SET PROBLEM:
Report every line from the material that contains the word "true".

EXTRACTED DATA:
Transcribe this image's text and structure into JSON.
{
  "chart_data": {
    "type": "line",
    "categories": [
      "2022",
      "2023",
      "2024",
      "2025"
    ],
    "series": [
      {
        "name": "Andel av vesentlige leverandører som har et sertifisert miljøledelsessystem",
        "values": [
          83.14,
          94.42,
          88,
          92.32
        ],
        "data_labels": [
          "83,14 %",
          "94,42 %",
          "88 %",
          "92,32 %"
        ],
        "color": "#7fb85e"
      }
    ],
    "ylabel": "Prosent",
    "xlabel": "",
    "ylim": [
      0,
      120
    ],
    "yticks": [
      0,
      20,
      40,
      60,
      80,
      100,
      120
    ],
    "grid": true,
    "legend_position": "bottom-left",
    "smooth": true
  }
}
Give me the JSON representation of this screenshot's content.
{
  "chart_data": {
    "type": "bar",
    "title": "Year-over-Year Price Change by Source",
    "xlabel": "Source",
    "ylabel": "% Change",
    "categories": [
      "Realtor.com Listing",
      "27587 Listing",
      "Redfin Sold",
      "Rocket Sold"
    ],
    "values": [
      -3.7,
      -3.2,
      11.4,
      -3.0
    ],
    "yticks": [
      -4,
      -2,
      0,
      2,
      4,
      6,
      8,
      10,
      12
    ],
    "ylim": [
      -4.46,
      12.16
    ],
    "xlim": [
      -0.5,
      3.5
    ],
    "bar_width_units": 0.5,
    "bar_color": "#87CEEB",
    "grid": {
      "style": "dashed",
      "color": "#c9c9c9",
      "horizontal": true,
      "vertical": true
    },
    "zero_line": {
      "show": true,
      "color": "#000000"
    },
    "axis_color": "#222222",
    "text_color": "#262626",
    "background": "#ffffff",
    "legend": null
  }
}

THE REPLY:
    "grid": true,
    "smooth": true
      "horizontal": true,
      "vertical": true
      "show": true,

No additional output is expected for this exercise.